What you should do => Look for "name" in the listing below. Gather each line that contains it.

Structured figure records =>

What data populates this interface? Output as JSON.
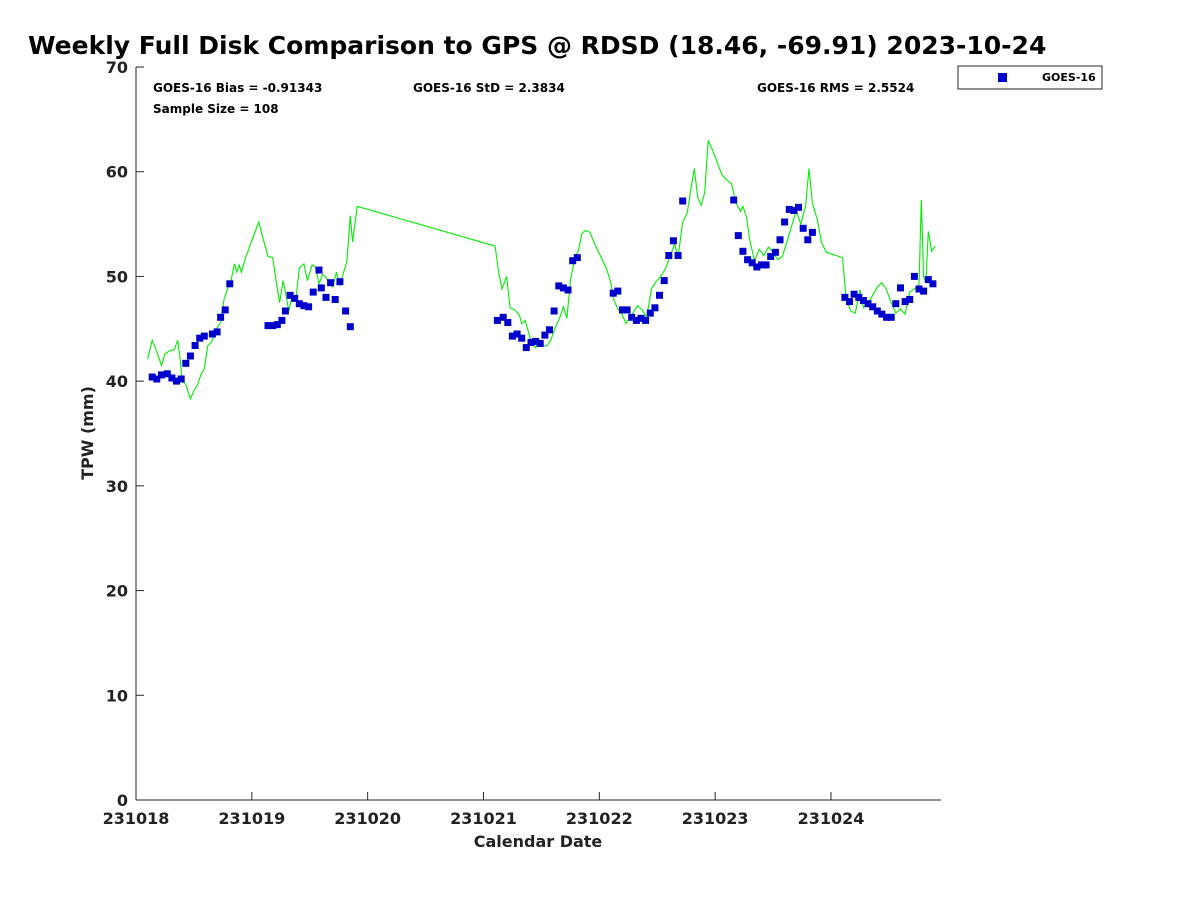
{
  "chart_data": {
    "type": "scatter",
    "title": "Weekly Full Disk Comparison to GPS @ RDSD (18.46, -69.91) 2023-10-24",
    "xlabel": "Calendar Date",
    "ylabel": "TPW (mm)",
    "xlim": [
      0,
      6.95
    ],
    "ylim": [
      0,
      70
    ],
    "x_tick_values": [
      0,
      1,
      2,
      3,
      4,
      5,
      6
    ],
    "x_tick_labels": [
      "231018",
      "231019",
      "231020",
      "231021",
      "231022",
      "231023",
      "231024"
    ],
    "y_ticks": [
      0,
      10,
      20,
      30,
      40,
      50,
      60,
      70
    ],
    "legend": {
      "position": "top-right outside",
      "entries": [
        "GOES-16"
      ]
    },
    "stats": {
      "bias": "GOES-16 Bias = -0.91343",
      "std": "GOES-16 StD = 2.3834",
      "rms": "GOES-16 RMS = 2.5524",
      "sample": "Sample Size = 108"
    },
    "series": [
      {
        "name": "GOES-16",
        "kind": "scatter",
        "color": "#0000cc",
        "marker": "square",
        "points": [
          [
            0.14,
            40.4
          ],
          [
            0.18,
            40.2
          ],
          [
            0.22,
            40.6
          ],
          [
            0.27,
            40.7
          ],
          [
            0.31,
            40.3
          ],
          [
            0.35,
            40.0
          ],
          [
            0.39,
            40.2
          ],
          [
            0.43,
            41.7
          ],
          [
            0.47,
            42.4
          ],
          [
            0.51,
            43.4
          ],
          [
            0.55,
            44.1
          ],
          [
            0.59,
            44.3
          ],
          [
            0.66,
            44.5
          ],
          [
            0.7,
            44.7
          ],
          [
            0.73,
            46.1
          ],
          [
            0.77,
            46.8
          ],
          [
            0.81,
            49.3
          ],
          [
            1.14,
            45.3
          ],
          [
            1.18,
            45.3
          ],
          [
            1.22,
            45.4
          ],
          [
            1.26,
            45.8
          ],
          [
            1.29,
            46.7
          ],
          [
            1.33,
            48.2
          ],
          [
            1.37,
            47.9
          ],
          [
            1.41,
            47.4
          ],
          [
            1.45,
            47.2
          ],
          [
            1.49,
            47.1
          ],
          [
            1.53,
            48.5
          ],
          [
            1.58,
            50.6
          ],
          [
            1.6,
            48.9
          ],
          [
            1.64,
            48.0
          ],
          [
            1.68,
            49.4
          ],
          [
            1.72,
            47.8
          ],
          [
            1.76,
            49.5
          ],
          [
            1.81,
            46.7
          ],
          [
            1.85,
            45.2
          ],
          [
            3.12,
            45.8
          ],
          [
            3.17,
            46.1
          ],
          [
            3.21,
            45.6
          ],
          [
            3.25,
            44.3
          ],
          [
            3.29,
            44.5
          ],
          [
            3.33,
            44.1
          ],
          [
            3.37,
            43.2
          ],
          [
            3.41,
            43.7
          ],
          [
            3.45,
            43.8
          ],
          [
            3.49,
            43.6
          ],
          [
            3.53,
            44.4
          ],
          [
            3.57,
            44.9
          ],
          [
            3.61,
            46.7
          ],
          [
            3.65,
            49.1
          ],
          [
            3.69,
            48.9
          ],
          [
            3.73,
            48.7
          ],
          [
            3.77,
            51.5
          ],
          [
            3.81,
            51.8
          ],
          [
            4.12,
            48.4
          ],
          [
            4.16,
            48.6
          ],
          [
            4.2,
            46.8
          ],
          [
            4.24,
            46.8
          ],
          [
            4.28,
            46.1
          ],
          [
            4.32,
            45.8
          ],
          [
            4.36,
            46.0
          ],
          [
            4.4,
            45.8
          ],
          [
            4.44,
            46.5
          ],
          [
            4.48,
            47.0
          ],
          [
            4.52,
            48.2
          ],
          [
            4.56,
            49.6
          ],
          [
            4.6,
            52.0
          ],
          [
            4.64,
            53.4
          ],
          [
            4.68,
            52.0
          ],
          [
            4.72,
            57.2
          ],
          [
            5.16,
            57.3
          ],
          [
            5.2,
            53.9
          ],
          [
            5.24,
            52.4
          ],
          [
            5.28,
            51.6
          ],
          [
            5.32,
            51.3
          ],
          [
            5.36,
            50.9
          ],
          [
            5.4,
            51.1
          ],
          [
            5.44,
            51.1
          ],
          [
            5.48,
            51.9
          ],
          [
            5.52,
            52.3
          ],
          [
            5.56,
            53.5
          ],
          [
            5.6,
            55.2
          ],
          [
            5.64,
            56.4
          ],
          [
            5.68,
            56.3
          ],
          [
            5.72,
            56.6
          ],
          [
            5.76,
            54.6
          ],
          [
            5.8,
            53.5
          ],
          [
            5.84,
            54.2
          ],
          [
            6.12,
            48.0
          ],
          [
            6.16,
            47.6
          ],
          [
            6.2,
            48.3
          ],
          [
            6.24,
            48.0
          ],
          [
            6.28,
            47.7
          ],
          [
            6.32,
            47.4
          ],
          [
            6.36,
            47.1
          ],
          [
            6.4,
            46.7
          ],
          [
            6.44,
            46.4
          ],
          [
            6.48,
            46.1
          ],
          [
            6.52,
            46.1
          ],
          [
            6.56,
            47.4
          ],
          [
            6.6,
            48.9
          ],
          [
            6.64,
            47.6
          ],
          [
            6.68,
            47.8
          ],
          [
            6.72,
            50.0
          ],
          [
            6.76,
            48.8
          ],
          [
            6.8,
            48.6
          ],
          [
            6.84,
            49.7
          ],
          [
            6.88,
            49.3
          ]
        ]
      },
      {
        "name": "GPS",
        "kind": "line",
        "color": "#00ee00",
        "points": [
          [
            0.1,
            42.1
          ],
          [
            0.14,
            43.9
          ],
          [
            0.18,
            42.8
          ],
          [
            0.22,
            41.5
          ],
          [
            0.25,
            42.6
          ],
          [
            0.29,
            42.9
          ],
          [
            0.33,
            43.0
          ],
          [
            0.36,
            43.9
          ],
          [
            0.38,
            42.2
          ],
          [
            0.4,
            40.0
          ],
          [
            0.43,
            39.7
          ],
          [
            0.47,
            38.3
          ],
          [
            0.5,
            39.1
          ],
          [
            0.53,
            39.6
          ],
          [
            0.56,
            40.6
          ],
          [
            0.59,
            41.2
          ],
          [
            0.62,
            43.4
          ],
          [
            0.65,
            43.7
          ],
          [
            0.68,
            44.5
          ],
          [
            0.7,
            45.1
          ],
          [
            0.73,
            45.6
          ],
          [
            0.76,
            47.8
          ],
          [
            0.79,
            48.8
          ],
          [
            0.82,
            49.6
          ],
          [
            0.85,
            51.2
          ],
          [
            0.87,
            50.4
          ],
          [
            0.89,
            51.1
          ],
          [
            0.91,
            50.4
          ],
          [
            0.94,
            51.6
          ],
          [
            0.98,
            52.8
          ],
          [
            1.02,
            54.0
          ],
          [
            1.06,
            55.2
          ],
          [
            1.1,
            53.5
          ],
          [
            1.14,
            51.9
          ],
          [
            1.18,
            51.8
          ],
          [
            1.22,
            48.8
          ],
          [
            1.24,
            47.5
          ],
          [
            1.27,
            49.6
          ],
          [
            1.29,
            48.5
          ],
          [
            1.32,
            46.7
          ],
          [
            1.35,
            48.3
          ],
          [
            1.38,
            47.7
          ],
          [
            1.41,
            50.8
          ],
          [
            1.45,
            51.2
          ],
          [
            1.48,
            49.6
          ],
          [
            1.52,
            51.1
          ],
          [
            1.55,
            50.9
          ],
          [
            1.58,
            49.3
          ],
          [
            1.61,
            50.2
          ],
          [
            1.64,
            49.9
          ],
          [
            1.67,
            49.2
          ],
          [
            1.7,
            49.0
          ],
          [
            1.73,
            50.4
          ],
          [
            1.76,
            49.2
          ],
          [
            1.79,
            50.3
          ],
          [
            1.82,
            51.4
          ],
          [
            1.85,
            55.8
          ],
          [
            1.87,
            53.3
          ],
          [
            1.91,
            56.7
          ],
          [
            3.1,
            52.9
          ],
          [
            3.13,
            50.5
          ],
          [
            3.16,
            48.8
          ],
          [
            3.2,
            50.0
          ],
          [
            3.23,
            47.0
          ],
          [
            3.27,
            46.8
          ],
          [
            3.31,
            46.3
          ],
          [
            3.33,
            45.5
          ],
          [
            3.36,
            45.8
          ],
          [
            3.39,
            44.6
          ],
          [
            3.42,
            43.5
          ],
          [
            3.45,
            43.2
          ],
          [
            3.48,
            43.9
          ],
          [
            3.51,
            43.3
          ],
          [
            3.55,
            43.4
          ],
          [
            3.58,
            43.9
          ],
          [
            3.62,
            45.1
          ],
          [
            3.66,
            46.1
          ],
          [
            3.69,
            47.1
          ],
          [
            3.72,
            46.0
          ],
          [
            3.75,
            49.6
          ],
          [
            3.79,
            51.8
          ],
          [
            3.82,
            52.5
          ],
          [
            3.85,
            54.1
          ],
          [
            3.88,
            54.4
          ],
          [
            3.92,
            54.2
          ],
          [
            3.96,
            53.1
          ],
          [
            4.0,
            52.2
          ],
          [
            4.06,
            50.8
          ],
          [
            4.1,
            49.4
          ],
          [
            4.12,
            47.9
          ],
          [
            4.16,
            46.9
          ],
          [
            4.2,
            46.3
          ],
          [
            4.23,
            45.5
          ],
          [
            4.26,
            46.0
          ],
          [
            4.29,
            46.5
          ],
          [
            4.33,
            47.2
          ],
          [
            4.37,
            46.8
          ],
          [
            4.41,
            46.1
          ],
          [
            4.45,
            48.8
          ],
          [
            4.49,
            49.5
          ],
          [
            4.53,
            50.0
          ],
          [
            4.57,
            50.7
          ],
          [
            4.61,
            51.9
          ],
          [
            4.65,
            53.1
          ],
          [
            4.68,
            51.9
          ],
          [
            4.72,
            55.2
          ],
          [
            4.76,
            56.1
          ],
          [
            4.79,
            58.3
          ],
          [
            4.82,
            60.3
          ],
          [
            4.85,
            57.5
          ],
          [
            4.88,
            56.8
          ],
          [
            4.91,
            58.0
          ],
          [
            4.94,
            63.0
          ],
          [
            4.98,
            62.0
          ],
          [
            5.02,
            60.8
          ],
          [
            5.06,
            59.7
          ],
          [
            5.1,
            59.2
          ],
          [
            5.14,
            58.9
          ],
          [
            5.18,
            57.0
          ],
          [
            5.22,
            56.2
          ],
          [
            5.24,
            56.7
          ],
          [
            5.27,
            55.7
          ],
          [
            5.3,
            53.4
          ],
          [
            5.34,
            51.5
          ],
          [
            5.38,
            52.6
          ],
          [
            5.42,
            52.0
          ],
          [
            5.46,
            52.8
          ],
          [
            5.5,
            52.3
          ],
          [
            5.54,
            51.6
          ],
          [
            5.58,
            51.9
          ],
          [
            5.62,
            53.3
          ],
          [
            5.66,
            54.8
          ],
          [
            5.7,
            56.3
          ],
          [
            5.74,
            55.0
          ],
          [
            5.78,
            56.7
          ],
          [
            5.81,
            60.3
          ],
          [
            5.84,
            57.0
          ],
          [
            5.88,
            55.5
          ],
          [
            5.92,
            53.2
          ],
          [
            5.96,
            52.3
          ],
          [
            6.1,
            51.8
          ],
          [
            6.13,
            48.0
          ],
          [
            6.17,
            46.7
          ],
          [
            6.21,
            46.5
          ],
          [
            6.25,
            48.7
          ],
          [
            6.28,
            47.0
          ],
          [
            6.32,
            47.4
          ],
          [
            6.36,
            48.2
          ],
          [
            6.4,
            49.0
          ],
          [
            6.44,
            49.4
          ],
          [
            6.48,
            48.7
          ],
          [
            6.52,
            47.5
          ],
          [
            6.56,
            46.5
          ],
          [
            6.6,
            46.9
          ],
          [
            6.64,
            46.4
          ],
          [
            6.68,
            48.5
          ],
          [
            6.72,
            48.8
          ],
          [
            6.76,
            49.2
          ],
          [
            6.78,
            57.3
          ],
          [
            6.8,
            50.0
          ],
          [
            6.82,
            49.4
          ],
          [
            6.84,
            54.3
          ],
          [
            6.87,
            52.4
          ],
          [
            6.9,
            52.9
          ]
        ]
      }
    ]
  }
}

...

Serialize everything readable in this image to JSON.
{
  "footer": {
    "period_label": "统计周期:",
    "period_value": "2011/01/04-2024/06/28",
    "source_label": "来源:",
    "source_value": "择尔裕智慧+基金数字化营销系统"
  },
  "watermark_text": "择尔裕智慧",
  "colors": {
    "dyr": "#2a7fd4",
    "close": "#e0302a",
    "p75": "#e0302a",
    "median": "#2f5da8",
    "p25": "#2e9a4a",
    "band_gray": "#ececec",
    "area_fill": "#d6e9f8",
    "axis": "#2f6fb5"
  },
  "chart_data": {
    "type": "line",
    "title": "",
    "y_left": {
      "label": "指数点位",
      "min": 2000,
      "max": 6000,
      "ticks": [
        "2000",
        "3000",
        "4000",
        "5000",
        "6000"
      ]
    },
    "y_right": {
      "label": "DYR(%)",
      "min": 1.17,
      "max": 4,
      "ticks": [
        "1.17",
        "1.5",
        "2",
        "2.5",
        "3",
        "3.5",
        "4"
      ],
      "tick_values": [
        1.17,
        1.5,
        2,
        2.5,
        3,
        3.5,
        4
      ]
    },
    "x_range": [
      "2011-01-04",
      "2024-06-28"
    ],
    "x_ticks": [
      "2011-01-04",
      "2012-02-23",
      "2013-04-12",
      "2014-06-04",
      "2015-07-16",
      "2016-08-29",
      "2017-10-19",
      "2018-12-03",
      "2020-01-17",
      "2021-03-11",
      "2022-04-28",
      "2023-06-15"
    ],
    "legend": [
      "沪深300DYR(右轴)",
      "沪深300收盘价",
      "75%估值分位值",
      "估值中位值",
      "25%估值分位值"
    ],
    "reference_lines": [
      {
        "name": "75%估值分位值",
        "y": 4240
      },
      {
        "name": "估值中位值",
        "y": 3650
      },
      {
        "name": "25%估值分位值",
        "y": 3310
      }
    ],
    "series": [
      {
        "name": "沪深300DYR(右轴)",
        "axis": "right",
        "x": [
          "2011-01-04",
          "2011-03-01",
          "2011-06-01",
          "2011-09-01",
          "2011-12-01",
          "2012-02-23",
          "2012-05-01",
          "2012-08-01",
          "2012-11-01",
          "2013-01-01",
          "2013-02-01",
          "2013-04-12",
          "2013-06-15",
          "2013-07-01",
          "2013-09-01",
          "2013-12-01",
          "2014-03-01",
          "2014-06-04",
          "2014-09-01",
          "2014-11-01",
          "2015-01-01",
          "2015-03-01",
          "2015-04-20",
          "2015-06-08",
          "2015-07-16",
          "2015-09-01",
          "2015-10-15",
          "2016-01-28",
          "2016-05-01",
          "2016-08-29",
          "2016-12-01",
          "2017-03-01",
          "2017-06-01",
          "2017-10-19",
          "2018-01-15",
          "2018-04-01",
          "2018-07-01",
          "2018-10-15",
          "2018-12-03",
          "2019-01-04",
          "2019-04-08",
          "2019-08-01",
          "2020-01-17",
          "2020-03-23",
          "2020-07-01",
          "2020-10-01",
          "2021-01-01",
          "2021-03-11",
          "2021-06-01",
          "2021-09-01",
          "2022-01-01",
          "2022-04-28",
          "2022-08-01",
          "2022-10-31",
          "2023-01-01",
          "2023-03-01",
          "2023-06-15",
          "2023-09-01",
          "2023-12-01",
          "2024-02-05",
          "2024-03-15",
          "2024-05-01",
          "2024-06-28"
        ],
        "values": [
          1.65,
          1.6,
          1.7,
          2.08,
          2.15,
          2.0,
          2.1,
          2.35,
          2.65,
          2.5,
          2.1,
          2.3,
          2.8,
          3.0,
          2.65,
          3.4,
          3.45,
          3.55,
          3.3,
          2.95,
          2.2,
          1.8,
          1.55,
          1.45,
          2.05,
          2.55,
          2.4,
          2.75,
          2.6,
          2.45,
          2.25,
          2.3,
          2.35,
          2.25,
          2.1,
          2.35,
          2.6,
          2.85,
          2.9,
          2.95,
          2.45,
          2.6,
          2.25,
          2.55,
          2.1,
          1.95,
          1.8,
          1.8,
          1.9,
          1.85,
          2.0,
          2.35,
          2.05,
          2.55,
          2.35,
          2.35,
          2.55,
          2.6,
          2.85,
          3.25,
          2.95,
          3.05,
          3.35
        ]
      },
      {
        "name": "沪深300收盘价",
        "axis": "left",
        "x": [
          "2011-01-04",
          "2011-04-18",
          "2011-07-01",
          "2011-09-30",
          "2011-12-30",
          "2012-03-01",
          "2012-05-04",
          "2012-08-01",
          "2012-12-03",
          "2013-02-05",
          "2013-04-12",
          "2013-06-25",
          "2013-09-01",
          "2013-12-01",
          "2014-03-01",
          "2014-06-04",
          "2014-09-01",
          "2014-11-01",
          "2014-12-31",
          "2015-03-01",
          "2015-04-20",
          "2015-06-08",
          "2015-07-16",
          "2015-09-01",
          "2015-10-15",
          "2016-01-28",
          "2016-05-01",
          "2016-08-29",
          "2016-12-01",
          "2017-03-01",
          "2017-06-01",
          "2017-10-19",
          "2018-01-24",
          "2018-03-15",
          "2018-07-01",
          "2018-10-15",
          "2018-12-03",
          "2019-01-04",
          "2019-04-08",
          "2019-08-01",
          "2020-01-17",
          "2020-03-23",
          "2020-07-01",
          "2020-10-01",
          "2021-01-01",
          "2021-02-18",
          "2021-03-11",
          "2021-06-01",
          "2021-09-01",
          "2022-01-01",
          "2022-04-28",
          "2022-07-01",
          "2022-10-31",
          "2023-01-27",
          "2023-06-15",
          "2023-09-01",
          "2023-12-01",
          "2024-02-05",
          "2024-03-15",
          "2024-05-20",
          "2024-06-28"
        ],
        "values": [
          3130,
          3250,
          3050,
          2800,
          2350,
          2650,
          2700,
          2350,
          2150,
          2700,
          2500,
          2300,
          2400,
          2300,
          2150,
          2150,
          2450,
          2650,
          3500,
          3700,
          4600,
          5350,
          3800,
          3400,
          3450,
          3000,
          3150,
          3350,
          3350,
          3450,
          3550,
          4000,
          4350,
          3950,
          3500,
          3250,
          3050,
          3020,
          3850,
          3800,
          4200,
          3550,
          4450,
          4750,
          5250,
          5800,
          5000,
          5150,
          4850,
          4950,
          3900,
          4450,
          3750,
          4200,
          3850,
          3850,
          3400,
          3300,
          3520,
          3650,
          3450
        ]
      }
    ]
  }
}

---

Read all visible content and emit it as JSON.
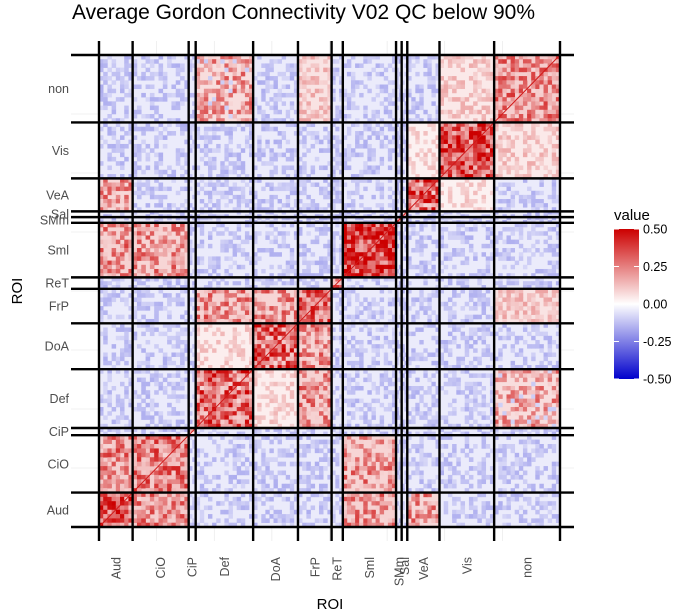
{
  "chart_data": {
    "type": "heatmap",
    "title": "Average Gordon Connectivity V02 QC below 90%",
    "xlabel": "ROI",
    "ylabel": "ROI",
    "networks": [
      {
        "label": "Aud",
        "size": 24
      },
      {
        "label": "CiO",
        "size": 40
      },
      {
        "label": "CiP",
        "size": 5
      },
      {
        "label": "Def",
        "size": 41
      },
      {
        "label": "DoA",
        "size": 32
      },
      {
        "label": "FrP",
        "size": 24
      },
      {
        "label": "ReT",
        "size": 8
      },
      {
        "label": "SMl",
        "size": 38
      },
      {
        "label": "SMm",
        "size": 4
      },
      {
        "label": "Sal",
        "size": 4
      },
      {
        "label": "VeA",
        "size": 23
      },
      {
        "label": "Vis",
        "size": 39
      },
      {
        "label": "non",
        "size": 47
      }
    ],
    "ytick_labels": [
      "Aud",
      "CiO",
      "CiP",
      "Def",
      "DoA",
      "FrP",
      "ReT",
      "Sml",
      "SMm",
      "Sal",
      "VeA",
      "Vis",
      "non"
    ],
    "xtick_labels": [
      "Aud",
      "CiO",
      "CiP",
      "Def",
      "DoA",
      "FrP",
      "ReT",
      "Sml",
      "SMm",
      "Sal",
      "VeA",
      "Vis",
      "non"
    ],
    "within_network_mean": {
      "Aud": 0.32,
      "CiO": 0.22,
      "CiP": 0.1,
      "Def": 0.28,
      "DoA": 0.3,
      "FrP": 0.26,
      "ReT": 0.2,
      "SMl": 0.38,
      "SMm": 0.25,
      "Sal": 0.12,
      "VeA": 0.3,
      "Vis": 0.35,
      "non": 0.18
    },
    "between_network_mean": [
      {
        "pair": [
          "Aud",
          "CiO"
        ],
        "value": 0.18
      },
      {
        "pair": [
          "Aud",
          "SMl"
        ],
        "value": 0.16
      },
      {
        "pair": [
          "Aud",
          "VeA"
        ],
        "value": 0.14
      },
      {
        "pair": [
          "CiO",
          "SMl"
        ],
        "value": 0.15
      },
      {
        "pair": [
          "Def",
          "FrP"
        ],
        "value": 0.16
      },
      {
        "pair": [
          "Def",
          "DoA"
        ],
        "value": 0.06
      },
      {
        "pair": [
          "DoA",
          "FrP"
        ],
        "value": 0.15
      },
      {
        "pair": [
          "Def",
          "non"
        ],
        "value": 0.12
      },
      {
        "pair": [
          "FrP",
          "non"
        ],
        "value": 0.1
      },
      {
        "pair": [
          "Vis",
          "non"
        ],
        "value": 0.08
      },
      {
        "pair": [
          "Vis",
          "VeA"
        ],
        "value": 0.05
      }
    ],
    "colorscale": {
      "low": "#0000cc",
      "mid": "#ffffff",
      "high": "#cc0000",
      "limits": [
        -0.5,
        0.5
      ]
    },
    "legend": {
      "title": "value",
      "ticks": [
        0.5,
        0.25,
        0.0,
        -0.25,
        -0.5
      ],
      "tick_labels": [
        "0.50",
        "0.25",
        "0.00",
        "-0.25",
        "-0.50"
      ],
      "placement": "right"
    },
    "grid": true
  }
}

Complete output =>
        "name": "GOES-16",
        "name": "GPS",
        "name": "75%估值分位值",
        "name": "估值中位值",
        "name": "25%估值分位值",
        "name": "沪深300DYR(右轴)",
        "name": "沪深300收盘价",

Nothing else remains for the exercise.